EXERCISE: Present the stretch of data from the line containing "Patent image size: (931, 858)." through the line containing "The second lens 200 is at (220, 173)." as a Markdown table with the columns Row and Text. Omit blank lines.

INFORMATION SUPPLIED:
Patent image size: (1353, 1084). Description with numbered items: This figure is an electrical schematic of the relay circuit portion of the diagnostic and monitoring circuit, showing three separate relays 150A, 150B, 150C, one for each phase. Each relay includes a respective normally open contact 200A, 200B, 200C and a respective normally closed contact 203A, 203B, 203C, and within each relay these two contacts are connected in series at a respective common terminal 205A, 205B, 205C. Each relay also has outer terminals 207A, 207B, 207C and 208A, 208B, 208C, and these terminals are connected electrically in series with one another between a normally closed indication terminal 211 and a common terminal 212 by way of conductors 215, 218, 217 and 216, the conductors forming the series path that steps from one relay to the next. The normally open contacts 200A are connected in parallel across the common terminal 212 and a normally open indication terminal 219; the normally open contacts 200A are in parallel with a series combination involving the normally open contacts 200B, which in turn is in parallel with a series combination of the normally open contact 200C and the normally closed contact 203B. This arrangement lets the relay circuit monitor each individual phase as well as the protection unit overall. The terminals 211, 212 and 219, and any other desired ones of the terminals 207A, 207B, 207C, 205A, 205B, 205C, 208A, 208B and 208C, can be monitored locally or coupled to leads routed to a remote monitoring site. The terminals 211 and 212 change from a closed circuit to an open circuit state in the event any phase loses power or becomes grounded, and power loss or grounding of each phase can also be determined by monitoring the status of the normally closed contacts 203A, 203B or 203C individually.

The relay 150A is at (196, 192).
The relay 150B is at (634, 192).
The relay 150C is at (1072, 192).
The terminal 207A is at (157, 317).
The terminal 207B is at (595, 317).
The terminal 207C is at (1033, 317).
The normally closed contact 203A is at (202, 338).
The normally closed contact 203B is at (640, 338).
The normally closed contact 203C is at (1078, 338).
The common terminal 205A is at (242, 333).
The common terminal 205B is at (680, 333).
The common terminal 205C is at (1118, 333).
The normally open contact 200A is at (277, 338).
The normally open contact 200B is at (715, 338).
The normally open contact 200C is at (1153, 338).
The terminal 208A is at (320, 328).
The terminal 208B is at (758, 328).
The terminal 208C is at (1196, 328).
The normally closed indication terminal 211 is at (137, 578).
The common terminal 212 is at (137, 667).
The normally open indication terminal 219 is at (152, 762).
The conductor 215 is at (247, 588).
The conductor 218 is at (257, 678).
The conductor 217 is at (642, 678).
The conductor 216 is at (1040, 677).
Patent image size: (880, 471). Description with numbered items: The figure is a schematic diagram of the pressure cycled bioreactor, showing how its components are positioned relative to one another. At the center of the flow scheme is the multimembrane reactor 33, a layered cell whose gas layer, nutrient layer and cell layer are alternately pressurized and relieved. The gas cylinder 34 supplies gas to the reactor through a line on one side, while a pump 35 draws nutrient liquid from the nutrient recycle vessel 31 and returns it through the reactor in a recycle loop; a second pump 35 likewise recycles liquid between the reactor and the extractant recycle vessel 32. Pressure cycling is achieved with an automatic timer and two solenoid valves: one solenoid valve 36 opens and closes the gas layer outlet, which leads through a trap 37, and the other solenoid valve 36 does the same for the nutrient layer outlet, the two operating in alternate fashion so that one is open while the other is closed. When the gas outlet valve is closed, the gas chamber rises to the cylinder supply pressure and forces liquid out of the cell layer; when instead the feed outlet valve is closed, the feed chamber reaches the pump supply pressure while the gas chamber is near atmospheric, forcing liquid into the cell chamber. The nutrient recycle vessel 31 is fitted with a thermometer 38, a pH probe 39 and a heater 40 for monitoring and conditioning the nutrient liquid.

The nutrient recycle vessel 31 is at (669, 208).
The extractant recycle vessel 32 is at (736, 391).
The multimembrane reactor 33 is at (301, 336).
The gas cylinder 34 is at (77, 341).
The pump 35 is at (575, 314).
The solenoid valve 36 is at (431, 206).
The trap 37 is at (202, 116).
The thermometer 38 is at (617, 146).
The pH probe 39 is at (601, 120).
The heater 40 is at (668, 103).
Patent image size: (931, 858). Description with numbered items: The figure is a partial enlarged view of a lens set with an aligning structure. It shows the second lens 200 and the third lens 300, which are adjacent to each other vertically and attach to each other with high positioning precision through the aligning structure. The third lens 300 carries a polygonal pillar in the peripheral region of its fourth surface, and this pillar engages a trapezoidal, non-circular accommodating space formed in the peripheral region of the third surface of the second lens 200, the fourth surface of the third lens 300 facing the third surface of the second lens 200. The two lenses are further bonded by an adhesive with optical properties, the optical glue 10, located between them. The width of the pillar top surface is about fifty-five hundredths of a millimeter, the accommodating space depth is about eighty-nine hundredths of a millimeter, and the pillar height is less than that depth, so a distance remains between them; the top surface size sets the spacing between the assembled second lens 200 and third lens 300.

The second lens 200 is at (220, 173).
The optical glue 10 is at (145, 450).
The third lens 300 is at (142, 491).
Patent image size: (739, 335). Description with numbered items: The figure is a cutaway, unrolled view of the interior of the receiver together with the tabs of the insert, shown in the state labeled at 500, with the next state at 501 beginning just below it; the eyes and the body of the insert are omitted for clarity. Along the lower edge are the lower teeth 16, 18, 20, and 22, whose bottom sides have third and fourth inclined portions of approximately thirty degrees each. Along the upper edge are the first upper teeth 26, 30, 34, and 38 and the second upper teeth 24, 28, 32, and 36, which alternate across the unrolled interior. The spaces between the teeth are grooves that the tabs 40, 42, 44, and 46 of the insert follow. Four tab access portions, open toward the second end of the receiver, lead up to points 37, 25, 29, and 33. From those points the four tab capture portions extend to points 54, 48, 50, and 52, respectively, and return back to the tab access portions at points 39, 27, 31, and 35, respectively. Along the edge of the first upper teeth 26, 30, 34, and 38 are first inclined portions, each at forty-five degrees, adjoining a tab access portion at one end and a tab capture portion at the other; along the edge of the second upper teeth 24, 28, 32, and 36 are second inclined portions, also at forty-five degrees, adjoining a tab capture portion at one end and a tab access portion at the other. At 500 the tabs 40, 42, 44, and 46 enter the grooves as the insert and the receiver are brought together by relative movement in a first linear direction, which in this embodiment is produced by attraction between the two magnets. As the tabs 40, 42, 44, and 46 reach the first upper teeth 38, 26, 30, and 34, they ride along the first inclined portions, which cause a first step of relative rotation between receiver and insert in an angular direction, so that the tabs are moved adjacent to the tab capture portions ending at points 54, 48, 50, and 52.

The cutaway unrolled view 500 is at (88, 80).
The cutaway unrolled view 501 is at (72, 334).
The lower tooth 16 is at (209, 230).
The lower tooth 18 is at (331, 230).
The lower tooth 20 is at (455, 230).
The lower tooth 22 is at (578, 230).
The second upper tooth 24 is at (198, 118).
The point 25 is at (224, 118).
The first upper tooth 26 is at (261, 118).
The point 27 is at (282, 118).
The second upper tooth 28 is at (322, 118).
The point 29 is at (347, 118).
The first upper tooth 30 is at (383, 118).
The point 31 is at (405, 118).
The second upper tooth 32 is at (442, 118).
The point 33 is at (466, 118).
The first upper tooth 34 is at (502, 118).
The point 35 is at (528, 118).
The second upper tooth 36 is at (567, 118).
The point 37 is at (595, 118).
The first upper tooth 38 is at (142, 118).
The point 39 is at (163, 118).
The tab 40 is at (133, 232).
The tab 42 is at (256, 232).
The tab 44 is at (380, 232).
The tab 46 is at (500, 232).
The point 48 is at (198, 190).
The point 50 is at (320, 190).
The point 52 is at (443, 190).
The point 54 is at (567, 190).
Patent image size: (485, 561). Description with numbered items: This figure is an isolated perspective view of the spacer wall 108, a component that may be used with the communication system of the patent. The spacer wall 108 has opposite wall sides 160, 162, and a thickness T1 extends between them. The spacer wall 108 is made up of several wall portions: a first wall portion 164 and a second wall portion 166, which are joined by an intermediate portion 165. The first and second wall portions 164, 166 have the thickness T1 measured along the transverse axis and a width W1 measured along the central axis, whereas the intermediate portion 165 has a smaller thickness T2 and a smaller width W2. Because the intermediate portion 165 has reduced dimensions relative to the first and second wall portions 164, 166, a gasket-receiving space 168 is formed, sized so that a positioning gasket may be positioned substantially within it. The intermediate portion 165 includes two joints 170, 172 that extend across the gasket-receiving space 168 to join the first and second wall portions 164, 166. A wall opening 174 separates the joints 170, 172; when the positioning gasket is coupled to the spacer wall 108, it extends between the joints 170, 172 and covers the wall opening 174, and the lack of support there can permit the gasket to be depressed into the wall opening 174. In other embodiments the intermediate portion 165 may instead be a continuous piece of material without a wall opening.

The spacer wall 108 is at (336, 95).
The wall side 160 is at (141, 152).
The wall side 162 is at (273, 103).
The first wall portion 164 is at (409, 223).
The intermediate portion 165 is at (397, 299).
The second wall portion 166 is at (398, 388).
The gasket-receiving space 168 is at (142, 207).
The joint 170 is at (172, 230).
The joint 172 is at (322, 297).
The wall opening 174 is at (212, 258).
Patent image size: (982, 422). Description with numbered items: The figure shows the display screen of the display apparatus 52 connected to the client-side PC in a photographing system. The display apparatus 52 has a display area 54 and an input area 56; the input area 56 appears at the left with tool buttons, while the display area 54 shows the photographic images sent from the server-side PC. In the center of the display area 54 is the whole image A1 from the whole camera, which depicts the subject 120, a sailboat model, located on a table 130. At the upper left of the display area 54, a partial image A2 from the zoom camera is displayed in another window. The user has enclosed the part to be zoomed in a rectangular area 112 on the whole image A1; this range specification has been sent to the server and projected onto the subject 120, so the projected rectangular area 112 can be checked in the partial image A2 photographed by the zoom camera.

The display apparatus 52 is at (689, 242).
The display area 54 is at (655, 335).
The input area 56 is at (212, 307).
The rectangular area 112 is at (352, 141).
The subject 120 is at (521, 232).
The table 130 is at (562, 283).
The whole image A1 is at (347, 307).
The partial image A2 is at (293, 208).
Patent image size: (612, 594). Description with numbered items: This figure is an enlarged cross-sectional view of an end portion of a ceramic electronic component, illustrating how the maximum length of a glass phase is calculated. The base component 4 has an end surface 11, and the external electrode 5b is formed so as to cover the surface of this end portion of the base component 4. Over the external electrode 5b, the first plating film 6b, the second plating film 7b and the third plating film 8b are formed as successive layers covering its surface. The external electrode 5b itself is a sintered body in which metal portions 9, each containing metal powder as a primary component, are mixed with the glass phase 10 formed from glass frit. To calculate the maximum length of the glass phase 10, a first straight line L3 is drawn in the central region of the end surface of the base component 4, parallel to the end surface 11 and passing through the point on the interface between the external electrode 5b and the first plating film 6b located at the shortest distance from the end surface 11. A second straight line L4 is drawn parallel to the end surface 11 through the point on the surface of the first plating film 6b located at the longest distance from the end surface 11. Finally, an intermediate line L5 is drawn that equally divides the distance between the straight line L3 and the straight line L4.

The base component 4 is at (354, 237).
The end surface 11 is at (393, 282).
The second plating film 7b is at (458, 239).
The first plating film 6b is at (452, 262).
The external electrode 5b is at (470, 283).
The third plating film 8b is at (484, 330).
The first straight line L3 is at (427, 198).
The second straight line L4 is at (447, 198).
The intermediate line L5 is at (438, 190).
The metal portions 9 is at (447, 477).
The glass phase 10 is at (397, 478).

RESPONSE TO THE TASK:
| Row | Text |
|---|---|
| 1 | Patent image size: (931, 858). Description with numbered items: The figure is a partial enlarged view of a lens set with an aligning structure. It shows the second lens 200 and the third lens 300, which are adjacent to each other vertically and attach to each other with high positioning precision through the aligning structure. The third lens 300 carries a polygonal pillar in the peripheral region of its fourth surface, and this pillar engages a trapezoidal, non-circular accommodating space formed in the peripheral region of the third surface of the second lens 200, the fourth surface of the third lens 300 facing the third surface of the second lens 200. The two lenses are further bonded by an adhesive with optical properties, the optical glue 10, located between them. The width of the pillar top surface is about fifty-five hundredths of a millimeter, the accommodating space depth is about eighty-nine hundredths of a millimeter, and the pillar height is less than that depth, so a distance remains between them; the top surface size sets the spacing between the assembled second lens 200 and third lens 300. |
| 2 | The second lens 200 is at (220, 173). |